* SUPPLIED RECORDS *

——

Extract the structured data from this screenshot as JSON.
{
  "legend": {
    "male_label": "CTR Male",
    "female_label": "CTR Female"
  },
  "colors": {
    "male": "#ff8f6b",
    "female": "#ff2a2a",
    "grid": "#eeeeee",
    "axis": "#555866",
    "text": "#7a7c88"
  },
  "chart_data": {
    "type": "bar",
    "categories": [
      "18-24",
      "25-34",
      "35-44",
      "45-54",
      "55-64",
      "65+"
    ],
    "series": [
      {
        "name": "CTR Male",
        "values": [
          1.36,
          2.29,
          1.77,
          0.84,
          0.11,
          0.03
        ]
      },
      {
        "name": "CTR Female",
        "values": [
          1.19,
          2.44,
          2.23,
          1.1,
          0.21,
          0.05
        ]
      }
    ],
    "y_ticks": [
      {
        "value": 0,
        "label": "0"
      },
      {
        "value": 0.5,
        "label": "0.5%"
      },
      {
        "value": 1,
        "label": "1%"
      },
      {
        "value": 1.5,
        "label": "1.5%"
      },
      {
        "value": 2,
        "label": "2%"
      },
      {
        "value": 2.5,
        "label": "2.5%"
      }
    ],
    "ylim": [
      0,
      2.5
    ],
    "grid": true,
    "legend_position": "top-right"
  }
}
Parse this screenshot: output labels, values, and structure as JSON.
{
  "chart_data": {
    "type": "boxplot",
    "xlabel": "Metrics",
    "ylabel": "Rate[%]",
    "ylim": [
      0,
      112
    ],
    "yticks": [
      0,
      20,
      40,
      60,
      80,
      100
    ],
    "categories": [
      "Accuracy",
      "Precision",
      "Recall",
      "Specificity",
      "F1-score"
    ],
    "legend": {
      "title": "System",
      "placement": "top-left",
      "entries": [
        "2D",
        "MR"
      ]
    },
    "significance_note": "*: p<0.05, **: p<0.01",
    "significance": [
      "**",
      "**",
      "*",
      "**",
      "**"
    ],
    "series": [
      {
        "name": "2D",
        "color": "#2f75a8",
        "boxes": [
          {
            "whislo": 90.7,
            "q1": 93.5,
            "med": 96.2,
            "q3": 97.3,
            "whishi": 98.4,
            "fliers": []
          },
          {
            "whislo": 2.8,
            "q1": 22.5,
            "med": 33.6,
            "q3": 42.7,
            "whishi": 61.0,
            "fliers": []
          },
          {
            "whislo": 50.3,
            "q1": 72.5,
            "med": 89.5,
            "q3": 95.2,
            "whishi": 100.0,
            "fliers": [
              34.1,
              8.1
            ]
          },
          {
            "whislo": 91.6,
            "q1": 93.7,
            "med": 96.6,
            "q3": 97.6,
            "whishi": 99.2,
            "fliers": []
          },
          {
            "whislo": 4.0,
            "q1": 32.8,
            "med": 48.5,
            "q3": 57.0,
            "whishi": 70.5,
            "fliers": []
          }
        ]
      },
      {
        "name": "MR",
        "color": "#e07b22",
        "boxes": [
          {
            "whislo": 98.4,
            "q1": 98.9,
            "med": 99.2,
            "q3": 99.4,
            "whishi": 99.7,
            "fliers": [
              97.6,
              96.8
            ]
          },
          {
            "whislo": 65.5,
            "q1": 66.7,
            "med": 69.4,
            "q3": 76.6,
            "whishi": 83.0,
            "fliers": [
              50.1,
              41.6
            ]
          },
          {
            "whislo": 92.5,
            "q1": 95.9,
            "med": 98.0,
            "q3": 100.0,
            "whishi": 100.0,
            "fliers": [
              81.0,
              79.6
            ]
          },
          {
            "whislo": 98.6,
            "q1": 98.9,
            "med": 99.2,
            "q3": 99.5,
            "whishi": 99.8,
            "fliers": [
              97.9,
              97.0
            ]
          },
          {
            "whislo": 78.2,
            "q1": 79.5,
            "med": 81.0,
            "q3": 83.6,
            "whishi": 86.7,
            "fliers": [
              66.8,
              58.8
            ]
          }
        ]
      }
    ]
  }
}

——

* WRITTEN PROBLEM *
All of the entries need to be reproduced exactly; please write them out.

* RESPONSE BELOW *
Extract the structured data from this screenshot as JSON.
{
  "legend": {
    "male_label": "CTR Male",
    "female_label": "CTR Female"
  },
  "colors": {
    "male": "#ff8f6b",
    "female": "#ff2a2a",
    "grid": "#eeeeee",
    "axis": "#555866",
    "text": "#7a7c88"
  },
  "chart_data": {
    "type": "bar",
    "categories": [
      "18-24",
      "25-34",
      "35-44",
      "45-54",
      "55-64",
      "65+"
    ],
    "series": [
      {
        "name": "CTR Male",
        "values": [
          1.36,
          2.29,
          1.77,
          0.84,
          0.11,
          0.03
        ]
      },
      {
        "name": "CTR Female",
        "values": [
          1.19,
          2.44,
          2.23,
          1.1,
          0.21,
          0.05
        ]
      }
    ],
    "y_ticks": [
      {
        "value": 0,
        "label": "0"
      },
      {
        "value": 0.5,
        "label": "0.5%"
      },
      {
        "value": 1,
        "label": "1%"
      },
      {
        "value": 1.5,
        "label": "1.5%"
      },
      {
        "value": 2,
        "label": "2%"
      },
      {
        "value": 2.5,
        "label": "2.5%"
      }
    ],
    "ylim": [
      0,
      2.5
    ],
    "grid": true,
    "legend_position": "top-right"
  }
}
Parse this screenshot: output labels, values, and structure as JSON.
{
  "chart_data": {
    "type": "boxplot",
    "xlabel": "Metrics",
    "ylabel": "Rate[%]",
    "ylim": [
      0,
      112
    ],
    "yticks": [
      0,
      20,
      40,
      60,
      80,
      100
    ],
    "categories": [
      "Accuracy",
      "Precision",
      "Recall",
      "Specificity",
      "F1-score"
    ],
    "legend": {
      "title": "System",
      "placement": "top-left",
      "entries": [
        "2D",
        "MR"
      ]
    },
    "significance_note": "*: p<0.05, **: p<0.01",
    "significance": [
      "**",
      "**",
      "*",
      "**",
      "**"
    ],
    "series": [
      {
        "name": "2D",
        "color": "#2f75a8",
        "boxes": [
          {
            "whislo": 90.7,
            "q1": 93.5,
            "med": 96.2,
            "q3": 97.3,
            "whishi": 98.4,
            "fliers": []
          },
          {
            "whislo": 2.8,
            "q1": 22.5,
            "med": 33.6,
            "q3": 42.7,
            "whishi": 61.0,
            "fliers": []
          },
          {
            "whislo": 50.3,
            "q1": 72.5,
            "med": 89.5,
            "q3": 95.2,
            "whishi": 100.0,
            "fliers": [
              34.1,
              8.1
            ]
          },
          {
            "whislo": 91.6,
            "q1": 93.7,
            "med": 96.6,
            "q3": 97.6,
            "whishi": 99.2,
            "fliers": []
          },
          {
            "whislo": 4.0,
            "q1": 32.8,
            "med": 48.5,
            "q3": 57.0,
            "whishi": 70.5,
            "fliers": []
          }
        ]
      },
      {
        "name": "MR",
        "color": "#e07b22",
        "boxes": [
          {
            "whislo": 98.4,
            "q1": 98.9,
            "med": 99.2,
            "q3": 99.4,
            "whishi": 99.7,
            "fliers": [
              97.6,
              96.8
            ]
          },
          {
            "whislo": 65.5,
            "q1": 66.7,
            "med": 69.4,
            "q3": 76.6,
            "whishi": 83.0,
            "fliers": [
              50.1,
              41.6
            ]
          },
          {
            "whislo": 92.5,
            "q1": 95.9,
            "med": 98.0,
            "q3": 100.0,
            "whishi": 100.0,
            "fliers": [
              81.0,
              79.6
            ]
          },
          {
            "whislo": 98.6,
            "q1": 98.9,
            "med": 99.2,
            "q3": 99.5,
            "whishi": 99.8,
            "fliers": [
              97.9,
              97.0
            ]
          },
          {
            "whislo": 78.2,
            "q1": 79.5,
            "med": 81.0,
            "q3": 83.6,
            "whishi": 86.7,
            "fliers": [
              66.8,
              58.8
            ]
          }
        ]
      }
    ]
  }
}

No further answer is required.